▶ **What you have to do**: Copy down all of the data underneath, exactly as shown.

▶ **Supplied material**:
** start **

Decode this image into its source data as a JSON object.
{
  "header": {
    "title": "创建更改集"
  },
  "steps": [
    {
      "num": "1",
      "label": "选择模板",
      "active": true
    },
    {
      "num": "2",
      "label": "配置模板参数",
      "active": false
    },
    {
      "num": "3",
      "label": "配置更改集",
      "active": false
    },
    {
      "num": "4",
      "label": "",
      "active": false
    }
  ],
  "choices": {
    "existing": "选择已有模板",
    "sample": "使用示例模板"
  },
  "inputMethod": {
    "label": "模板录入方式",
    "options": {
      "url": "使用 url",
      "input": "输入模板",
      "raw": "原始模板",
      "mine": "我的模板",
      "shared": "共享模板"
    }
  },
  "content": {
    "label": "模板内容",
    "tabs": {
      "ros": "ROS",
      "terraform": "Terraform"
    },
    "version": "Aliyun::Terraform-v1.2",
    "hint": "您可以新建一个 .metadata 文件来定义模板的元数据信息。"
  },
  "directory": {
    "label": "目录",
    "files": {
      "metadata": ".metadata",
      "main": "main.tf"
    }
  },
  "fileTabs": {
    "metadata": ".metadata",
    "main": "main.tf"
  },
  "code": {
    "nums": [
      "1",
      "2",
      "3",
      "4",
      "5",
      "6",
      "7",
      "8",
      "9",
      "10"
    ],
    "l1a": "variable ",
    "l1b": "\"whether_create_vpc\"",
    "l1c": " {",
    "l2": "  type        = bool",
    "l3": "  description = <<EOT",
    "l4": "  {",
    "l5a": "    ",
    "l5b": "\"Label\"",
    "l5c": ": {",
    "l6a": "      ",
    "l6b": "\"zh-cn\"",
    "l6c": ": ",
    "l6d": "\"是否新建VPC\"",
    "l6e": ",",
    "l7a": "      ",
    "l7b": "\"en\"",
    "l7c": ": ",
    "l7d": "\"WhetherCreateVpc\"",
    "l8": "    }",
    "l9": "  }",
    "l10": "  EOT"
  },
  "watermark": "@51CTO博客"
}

** end **

▶ **Reply**:
Decode this image into its source data as a JSON object.
{
  "header": {
    "title": "创建更改集"
  },
  "steps": [
    {
      "num": "1",
      "label": "选择模板",
      "active": true
    },
    {
      "num": "2",
      "label": "配置模板参数",
      "active": false
    },
    {
      "num": "3",
      "label": "配置更改集",
      "active": false
    },
    {
      "num": "4",
      "label": "",
      "active": false
    }
  ],
  "choices": {
    "existing": "选择已有模板",
    "sample": "使用示例模板"
  },
  "inputMethod": {
    "label": "模板录入方式",
    "options": {
      "url": "使用 url",
      "input": "输入模板",
      "raw": "原始模板",
      "mine": "我的模板",
      "shared": "共享模板"
    }
  },
  "content": {
    "label": "模板内容",
    "tabs": {
      "ros": "ROS",
      "terraform": "Terraform"
    },
    "version": "Aliyun::Terraform-v1.2",
    "hint": "您可以新建一个 .metadata 文件来定义模板的元数据信息。"
  },
  "directory": {
    "label": "目录",
    "files": {
      "metadata": ".metadata",
      "main": "main.tf"
    }
  },
  "fileTabs": {
    "metadata": ".metadata",
    "main": "main.tf"
  },
  "code": {
    "nums": [
      "1",
      "2",
      "3",
      "4",
      "5",
      "6",
      "7",
      "8",
      "9",
      "10"
    ],
    "l1a": "variable ",
    "l1b": "\"whether_create_vpc\"",
    "l1c": " {",
    "l2": "  type        = bool",
    "l3": "  description = <<EOT",
    "l4": "  {",
    "l5a": "    ",
    "l5b": "\"Label\"",
    "l5c": ": {",
    "l6a": "      ",
    "l6b": "\"zh-cn\"",
    "l6c": ": ",
    "l6d": "\"是否新建VPC\"",
    "l6e": ",",
    "l7a": "      ",
    "l7b": "\"en\"",
    "l7c": ": ",
    "l7d": "\"WhetherCreateVpc\"",
    "l8": "    }",
    "l9": "  }",
    "l10": "  EOT"
  },
  "watermark": "@51CTO博客"
}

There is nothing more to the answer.